◆ **Stated exercise**:
Transcribe the listing verbatim. Do not carry over any pictures.

——

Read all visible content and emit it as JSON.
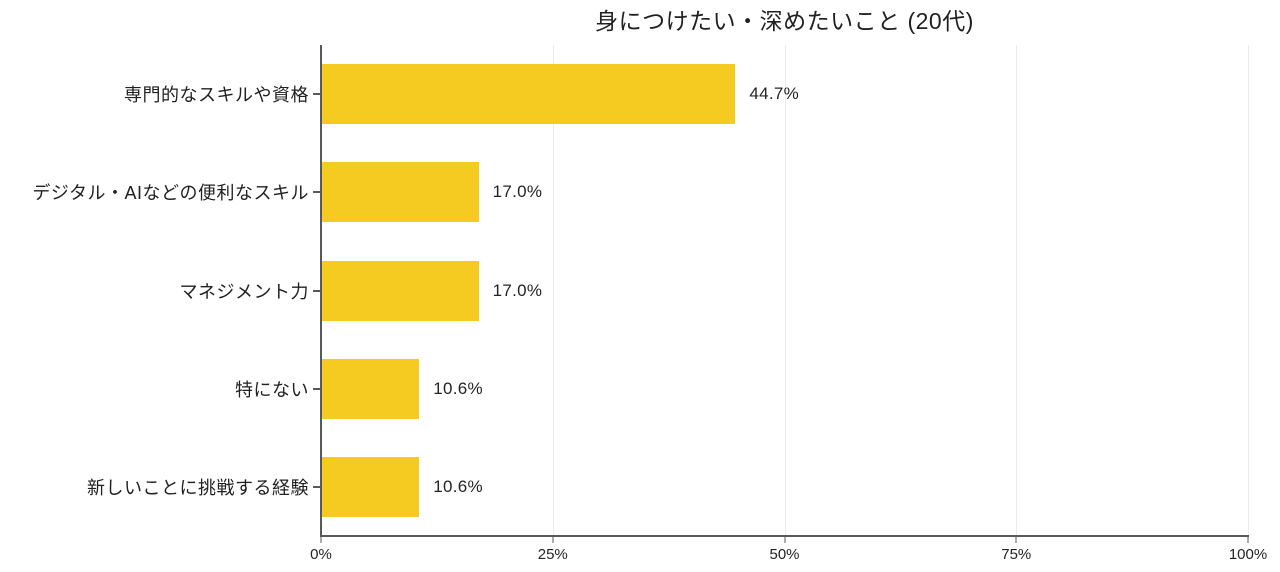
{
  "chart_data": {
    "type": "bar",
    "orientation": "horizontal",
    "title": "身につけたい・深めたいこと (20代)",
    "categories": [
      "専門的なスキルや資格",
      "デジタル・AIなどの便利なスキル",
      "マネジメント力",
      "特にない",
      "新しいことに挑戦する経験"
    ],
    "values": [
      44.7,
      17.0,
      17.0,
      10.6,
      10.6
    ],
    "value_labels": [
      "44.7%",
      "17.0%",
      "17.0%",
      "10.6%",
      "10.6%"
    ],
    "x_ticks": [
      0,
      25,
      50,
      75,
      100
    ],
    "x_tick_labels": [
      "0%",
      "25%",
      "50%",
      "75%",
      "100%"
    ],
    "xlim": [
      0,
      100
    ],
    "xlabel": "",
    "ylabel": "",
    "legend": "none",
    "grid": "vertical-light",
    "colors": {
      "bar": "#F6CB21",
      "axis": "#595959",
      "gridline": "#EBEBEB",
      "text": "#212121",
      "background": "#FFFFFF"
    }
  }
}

——

◆ **Completed exercise**:
Read all visible content and emit it as JSON.
{
  "chart_data": {
    "type": "bar",
    "orientation": "horizontal",
    "title": "身につけたい・深めたいこと (20代)",
    "categories": [
      "専門的なスキルや資格",
      "デジタル・AIなどの便利なスキル",
      "マネジメント力",
      "特にない",
      "新しいことに挑戦する経験"
    ],
    "values": [
      44.7,
      17.0,
      17.0,
      10.6,
      10.6
    ],
    "value_labels": [
      "44.7%",
      "17.0%",
      "17.0%",
      "10.6%",
      "10.6%"
    ],
    "x_ticks": [
      0,
      25,
      50,
      75,
      100
    ],
    "x_tick_labels": [
      "0%",
      "25%",
      "50%",
      "75%",
      "100%"
    ],
    "xlim": [
      0,
      100
    ],
    "xlabel": "",
    "ylabel": "",
    "legend": "none",
    "grid": "vertical-light",
    "colors": {
      "bar": "#F6CB21",
      "axis": "#595959",
      "gridline": "#EBEBEB",
      "text": "#212121",
      "background": "#FFFFFF"
    }
  }
}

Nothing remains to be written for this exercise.